### Recorded data

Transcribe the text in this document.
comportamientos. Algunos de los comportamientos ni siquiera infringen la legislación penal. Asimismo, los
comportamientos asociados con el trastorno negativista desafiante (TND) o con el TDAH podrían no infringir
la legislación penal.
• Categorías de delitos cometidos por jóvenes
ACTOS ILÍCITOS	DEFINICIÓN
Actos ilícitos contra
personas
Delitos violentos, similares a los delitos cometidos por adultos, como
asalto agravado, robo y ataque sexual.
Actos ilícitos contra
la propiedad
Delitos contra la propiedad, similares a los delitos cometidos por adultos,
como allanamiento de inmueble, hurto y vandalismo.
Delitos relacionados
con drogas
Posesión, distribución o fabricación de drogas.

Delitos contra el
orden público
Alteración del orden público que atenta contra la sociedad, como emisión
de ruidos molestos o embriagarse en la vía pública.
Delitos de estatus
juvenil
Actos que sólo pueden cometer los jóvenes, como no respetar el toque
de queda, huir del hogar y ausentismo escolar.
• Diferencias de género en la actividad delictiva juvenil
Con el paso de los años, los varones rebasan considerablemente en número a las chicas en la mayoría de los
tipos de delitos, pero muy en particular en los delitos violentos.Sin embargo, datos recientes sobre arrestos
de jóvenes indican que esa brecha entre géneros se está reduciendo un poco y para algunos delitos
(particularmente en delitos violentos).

### REQUIREMENTS
Write out all of the records above exactly as they appear.

### COMPLETE ANSWER
Transcribe the text in this document.
comportamientos. Algunos de los comportamientos ni siquiera infringen la legislación penal. Asimismo, los
comportamientos asociados con el trastorno negativista desafiante (TND) o con el TDAH podrían no infringir
la legislación penal.
• Categorías de delitos cometidos por jóvenes
ACTOS ILÍCITOS	DEFINICIÓN
Actos ilícitos contra
personas
Delitos violentos, similares a los delitos cometidos por adultos, como
asalto agravado, robo y ataque sexual.
Actos ilícitos contra
la propiedad
Delitos contra la propiedad, similares a los delitos cometidos por adultos,
como allanamiento de inmueble, hurto y vandalismo.
Delitos relacionados
con drogas
Posesión, distribución o fabricación de drogas.

Delitos contra el
orden público
Alteración del orden público que atenta contra la sociedad, como emisión
de ruidos molestos o embriagarse en la vía pública.
Delitos de estatus
juvenil
Actos que sólo pueden cometer los jóvenes, como no respetar el toque
de queda, huir del hogar y ausentismo escolar.
• Diferencias de género en la actividad delictiva juvenil
Con el paso de los años, los varones rebasan considerablemente en número a las chicas en la mayoría de los
tipos de delitos, pero muy en particular en los delitos violentos.Sin embargo, datos recientes sobre arrestos
de jóvenes indican que esa brecha entre géneros se está reduciendo un poco y para algunos delitos
(particularmente en delitos violentos).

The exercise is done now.